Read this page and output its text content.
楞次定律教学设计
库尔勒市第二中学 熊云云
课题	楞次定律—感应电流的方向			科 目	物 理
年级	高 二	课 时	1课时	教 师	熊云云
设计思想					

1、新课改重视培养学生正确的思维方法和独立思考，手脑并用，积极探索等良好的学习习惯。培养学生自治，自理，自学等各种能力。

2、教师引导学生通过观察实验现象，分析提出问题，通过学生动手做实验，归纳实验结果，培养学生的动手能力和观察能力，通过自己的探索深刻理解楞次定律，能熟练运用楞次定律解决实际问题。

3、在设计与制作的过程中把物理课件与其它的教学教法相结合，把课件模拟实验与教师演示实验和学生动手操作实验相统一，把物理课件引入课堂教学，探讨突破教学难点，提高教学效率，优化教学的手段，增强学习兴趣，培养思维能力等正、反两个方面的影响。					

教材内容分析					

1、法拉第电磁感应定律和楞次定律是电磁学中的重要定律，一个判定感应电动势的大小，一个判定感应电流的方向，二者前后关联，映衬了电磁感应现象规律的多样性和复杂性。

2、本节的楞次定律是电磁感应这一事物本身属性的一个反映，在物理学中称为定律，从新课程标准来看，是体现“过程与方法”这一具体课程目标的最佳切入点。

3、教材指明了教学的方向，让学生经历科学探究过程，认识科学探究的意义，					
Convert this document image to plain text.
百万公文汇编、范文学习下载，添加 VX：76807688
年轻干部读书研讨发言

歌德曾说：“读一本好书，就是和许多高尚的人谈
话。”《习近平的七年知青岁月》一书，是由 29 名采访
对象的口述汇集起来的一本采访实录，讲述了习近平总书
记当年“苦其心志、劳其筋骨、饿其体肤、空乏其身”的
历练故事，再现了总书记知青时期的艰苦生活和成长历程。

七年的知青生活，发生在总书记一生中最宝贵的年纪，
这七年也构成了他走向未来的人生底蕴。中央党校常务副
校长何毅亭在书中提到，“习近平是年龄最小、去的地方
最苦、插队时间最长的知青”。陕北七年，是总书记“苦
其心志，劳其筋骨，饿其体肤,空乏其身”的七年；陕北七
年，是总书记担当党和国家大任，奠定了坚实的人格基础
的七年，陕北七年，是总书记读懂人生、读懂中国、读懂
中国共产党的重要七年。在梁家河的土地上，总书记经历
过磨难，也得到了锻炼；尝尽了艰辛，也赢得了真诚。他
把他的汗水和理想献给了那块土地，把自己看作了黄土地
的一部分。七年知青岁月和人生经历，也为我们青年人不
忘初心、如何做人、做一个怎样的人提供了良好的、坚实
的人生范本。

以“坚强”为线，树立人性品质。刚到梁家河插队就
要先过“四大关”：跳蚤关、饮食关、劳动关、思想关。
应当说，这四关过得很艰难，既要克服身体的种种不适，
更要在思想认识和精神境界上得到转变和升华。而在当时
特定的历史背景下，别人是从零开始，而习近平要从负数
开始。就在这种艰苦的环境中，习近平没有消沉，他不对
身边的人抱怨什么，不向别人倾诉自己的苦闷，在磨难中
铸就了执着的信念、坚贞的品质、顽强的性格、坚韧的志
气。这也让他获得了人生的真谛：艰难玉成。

──────

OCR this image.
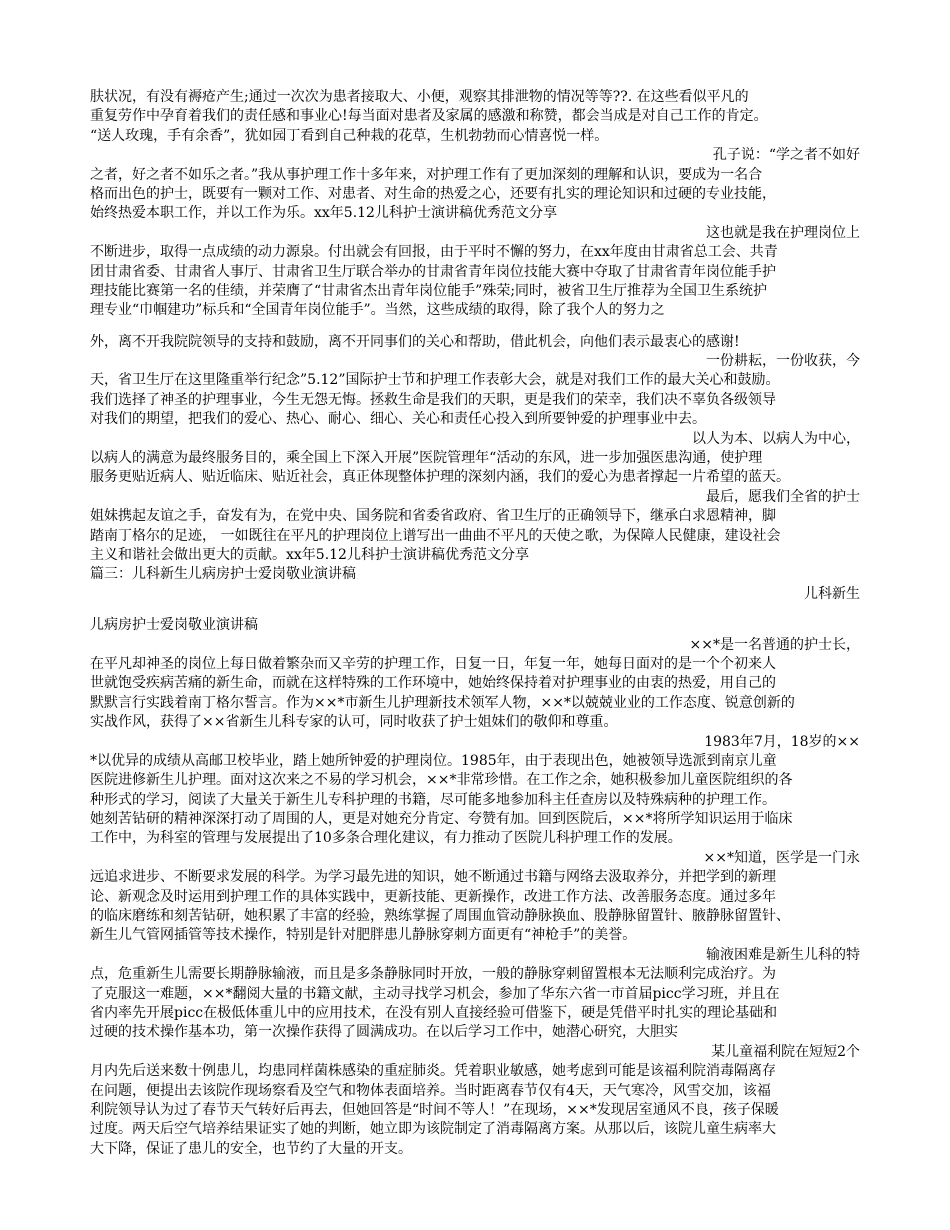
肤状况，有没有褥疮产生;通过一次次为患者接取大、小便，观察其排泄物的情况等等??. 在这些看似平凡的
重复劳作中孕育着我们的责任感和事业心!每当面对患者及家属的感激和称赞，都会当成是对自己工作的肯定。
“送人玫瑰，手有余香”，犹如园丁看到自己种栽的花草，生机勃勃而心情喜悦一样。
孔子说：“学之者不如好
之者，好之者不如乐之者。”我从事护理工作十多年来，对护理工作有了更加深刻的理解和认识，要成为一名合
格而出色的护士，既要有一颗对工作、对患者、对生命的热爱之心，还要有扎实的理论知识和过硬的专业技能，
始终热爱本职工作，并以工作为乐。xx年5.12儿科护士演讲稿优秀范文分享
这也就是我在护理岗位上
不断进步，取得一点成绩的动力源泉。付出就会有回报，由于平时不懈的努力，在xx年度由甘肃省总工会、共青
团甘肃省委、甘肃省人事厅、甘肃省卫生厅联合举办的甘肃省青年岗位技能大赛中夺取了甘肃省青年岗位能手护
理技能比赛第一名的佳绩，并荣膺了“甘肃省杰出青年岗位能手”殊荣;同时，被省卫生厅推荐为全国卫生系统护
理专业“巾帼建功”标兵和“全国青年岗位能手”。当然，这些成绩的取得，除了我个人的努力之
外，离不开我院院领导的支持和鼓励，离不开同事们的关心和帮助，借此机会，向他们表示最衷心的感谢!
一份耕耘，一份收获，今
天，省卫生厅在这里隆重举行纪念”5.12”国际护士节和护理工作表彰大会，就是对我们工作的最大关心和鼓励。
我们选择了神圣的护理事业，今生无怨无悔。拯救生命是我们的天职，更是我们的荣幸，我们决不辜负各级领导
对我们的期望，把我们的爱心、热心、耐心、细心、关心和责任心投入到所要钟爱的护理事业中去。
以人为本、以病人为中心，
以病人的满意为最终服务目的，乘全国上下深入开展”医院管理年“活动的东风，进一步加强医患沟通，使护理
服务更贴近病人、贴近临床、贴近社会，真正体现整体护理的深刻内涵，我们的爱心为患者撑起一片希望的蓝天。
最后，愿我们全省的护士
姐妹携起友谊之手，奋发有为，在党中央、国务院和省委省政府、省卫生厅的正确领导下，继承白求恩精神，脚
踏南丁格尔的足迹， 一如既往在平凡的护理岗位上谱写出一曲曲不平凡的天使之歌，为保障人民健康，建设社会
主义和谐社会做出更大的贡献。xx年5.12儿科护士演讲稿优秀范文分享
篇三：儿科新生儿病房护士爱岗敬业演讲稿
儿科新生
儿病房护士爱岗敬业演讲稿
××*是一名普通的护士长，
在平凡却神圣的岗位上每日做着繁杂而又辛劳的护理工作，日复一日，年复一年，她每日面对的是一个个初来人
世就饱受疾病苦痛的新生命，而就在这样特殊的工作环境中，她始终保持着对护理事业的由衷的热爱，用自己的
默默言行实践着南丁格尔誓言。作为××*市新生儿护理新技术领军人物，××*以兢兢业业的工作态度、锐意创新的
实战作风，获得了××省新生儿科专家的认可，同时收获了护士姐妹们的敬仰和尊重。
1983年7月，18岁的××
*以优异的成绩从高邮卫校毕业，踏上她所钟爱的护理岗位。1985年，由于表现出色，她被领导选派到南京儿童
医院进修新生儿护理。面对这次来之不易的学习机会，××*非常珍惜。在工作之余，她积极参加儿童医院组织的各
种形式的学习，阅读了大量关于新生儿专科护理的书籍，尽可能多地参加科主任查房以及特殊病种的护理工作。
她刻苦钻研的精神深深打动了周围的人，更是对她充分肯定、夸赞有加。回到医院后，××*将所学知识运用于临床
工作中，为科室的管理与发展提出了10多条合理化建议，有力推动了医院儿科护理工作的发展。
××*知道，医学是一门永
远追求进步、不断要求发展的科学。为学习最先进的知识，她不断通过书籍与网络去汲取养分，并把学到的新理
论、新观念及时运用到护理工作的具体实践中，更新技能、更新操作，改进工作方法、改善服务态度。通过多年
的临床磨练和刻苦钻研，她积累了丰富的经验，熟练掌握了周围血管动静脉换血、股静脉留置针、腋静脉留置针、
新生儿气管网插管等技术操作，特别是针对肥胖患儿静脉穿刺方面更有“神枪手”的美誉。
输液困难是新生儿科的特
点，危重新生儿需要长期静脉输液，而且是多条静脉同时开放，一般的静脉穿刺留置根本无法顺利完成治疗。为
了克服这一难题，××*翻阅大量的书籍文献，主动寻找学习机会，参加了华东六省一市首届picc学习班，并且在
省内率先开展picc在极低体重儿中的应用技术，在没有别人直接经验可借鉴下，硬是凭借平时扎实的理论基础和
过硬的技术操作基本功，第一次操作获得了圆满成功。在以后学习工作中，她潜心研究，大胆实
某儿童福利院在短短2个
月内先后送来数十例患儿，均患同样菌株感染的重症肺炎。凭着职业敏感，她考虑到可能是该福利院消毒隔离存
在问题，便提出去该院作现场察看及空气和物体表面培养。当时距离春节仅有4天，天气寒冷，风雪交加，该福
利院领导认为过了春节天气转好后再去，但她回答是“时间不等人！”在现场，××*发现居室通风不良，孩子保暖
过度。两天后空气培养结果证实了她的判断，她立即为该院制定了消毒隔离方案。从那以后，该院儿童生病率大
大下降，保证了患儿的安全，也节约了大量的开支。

──────

Work out how many lines in the records above contain the word "this", and give only that number.

3